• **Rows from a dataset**
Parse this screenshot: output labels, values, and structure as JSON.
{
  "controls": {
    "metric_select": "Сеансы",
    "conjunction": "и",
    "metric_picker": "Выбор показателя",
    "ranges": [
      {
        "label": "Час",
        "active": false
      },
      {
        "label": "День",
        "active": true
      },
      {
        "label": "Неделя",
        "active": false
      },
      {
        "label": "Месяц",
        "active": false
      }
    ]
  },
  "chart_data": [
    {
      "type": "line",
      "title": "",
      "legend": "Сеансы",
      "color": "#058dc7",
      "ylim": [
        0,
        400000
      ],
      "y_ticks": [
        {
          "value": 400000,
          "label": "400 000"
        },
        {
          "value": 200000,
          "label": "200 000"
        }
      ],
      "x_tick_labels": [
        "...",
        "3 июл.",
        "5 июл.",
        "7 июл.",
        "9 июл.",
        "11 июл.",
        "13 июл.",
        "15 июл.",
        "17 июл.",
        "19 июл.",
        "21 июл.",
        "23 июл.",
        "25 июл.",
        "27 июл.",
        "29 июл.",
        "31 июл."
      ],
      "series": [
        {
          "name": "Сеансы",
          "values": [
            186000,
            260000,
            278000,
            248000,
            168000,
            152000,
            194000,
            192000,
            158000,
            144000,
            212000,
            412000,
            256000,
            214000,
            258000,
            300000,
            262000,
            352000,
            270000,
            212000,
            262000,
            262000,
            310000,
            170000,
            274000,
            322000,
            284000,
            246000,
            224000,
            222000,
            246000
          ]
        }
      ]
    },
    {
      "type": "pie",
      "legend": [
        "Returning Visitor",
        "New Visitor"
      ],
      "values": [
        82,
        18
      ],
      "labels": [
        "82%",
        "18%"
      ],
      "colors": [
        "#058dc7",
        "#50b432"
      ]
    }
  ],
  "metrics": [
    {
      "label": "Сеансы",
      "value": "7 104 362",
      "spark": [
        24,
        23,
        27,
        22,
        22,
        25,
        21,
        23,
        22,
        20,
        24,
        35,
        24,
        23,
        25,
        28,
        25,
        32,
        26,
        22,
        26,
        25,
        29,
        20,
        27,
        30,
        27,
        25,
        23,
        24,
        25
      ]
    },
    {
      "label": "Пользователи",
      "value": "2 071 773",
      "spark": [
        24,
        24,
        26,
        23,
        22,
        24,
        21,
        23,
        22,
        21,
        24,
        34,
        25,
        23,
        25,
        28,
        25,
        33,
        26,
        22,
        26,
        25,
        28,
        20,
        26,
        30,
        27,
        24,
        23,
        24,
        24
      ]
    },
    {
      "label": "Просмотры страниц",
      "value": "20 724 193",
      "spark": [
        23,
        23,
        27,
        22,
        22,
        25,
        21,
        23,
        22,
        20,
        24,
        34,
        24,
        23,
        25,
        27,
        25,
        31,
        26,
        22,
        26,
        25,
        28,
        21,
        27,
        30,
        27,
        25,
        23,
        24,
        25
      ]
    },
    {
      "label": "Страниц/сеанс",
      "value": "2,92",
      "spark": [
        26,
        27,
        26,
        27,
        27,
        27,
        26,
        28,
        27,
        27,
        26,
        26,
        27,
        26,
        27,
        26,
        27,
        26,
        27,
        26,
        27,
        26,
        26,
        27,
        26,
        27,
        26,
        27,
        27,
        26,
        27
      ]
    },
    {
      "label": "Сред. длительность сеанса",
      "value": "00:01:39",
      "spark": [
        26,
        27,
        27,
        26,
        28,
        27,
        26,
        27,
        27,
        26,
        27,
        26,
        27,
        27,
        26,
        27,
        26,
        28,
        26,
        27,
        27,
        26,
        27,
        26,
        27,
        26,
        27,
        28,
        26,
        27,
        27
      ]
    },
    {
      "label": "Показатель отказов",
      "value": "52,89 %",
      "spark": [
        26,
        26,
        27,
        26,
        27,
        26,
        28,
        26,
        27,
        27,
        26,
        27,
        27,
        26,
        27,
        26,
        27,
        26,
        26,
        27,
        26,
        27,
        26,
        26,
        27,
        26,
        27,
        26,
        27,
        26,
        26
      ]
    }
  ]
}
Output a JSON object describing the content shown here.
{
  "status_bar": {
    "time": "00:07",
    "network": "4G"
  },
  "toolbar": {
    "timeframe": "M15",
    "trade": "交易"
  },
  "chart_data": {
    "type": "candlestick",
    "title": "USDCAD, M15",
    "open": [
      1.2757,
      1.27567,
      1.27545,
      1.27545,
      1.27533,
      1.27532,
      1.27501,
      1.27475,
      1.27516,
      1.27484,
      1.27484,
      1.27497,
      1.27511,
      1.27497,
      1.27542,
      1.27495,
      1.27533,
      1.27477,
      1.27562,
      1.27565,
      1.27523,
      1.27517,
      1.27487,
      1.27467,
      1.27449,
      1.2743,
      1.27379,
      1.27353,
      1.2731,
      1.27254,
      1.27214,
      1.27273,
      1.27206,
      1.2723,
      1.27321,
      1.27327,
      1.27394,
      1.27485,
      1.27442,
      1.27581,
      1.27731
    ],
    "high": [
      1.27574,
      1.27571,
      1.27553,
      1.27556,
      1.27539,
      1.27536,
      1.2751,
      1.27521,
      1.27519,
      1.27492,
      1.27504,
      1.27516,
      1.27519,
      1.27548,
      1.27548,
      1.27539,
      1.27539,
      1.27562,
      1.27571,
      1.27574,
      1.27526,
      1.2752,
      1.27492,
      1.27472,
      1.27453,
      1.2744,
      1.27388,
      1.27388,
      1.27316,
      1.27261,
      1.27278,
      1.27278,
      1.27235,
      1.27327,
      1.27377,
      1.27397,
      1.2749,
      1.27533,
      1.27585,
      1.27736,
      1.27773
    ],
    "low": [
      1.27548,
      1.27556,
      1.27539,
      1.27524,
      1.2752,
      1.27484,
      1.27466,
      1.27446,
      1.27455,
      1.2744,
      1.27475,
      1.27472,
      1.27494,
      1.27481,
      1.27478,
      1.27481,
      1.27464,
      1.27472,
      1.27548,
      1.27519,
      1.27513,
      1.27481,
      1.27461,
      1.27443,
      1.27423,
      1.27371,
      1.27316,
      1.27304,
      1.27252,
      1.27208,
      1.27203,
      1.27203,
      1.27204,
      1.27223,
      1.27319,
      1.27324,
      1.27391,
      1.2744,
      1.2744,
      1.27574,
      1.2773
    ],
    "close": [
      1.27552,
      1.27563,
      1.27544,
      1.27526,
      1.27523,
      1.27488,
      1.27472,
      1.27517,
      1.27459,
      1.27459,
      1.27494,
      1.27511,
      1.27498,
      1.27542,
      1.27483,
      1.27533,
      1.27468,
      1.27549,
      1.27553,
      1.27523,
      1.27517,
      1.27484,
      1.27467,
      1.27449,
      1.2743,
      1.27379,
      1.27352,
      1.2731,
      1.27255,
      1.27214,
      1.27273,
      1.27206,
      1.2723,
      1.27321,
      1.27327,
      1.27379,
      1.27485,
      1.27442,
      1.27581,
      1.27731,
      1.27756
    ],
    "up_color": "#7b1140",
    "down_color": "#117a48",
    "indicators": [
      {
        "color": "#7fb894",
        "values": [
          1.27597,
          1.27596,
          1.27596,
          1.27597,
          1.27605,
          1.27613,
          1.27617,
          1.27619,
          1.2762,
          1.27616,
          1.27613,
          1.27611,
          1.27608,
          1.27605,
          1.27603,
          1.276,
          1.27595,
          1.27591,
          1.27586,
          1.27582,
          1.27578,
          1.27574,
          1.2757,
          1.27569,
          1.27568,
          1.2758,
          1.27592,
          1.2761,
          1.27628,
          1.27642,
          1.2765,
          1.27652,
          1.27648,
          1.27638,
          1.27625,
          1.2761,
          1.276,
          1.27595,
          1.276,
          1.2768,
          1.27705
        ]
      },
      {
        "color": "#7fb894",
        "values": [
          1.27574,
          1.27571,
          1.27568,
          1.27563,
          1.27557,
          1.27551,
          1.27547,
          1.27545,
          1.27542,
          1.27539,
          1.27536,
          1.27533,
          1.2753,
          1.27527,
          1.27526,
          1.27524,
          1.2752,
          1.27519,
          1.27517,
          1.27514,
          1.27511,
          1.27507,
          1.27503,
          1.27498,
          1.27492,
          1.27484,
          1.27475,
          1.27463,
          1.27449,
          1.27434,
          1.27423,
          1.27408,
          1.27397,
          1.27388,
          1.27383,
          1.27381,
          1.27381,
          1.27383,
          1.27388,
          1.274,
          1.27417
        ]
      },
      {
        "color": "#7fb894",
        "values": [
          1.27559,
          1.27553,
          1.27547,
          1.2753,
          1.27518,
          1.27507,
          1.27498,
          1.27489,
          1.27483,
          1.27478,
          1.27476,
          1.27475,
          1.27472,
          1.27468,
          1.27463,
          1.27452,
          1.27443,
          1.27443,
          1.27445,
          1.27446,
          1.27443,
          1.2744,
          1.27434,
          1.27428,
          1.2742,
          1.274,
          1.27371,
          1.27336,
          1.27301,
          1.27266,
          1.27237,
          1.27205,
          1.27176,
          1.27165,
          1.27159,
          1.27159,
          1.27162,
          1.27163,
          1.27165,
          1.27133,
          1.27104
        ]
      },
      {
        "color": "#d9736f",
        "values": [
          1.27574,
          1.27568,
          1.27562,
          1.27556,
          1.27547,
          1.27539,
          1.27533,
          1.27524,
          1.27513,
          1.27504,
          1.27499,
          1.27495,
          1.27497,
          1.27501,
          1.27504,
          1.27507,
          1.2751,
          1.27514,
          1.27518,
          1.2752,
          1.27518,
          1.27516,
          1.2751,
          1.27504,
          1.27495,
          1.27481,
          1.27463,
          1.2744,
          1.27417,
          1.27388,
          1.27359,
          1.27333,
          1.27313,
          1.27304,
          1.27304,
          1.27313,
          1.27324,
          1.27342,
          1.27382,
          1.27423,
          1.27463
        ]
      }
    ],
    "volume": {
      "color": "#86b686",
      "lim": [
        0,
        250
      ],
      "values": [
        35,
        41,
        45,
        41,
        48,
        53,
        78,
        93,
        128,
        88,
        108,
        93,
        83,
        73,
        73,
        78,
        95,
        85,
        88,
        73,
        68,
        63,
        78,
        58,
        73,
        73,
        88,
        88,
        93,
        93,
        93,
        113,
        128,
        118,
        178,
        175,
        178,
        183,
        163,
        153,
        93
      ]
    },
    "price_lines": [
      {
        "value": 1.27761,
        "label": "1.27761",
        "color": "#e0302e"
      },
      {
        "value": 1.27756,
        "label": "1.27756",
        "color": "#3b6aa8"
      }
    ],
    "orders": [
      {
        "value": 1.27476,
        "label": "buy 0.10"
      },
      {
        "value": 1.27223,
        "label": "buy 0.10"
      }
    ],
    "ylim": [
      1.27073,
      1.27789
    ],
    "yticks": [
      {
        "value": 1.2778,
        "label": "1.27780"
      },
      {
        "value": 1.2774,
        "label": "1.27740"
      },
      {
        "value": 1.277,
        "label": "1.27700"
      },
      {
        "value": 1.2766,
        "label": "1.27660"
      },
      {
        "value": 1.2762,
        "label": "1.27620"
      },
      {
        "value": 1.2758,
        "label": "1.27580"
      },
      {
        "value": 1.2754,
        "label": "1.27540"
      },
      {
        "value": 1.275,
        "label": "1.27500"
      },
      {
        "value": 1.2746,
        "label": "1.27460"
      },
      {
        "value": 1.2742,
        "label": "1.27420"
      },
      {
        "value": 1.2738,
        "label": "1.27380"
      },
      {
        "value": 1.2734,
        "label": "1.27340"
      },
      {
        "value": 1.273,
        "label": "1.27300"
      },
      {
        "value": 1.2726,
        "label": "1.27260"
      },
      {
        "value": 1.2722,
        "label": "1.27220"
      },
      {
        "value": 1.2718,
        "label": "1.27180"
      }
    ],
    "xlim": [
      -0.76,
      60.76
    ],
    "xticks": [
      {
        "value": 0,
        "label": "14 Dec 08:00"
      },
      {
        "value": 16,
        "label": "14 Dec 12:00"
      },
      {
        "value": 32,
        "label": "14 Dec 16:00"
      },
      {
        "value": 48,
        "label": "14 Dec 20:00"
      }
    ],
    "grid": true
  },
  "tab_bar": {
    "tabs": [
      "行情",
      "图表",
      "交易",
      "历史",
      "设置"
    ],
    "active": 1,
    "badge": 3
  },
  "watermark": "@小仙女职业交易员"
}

• **Short task**
Wherever a line in the data above holds "type", copy that line.

• **Response to this exercise**
      "type": "line",
      "type": "pie",
    "type": "candlestick",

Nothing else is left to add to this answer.